====== Excerpted data ======

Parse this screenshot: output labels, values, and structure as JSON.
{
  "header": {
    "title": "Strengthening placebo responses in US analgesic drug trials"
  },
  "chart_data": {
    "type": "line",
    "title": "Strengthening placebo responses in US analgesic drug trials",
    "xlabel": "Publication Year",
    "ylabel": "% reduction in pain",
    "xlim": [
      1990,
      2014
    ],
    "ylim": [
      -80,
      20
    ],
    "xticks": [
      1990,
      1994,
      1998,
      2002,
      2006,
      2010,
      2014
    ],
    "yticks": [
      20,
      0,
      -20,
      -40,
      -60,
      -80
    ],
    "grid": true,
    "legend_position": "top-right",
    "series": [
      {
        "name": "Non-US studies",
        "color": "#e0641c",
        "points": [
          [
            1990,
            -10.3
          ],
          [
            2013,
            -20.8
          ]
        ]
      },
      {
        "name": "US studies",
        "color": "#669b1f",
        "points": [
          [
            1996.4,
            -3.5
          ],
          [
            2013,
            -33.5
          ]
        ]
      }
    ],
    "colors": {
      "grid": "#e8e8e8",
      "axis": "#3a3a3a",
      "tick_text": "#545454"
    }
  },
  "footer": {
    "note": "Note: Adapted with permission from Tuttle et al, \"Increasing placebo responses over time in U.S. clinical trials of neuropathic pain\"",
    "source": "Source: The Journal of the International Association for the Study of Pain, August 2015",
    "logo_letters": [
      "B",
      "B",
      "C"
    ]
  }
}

======

» **Do this**
Return the entries above exactly as they appear.

» **Task result**
Parse this screenshot: output labels, values, and structure as JSON.
{
  "header": {
    "title": "Strengthening placebo responses in US analgesic drug trials"
  },
  "chart_data": {
    "type": "line",
    "title": "Strengthening placebo responses in US analgesic drug trials",
    "xlabel": "Publication Year",
    "ylabel": "% reduction in pain",
    "xlim": [
      1990,
      2014
    ],
    "ylim": [
      -80,
      20
    ],
    "xticks": [
      1990,
      1994,
      1998,
      2002,
      2006,
      2010,
      2014
    ],
    "yticks": [
      20,
      0,
      -20,
      -40,
      -60,
      -80
    ],
    "grid": true,
    "legend_position": "top-right",
    "series": [
      {
        "name": "Non-US studies",
        "color": "#e0641c",
        "points": [
          [
            1990,
            -10.3
          ],
          [
            2013,
            -20.8
          ]
        ]
      },
      {
        "name": "US studies",
        "color": "#669b1f",
        "points": [
          [
            1996.4,
            -3.5
          ],
          [
            2013,
            -33.5
          ]
        ]
      }
    ],
    "colors": {
      "grid": "#e8e8e8",
      "axis": "#3a3a3a",
      "tick_text": "#545454"
    }
  },
  "footer": {
    "note": "Note: Adapted with permission from Tuttle et al, \"Increasing placebo responses over time in U.S. clinical trials of neuropathic pain\"",
    "source": "Source: The Journal of the International Association for the Study of Pain, August 2015",
    "logo_letters": [
      "B",
      "B",
      "C"
    ]
  }
}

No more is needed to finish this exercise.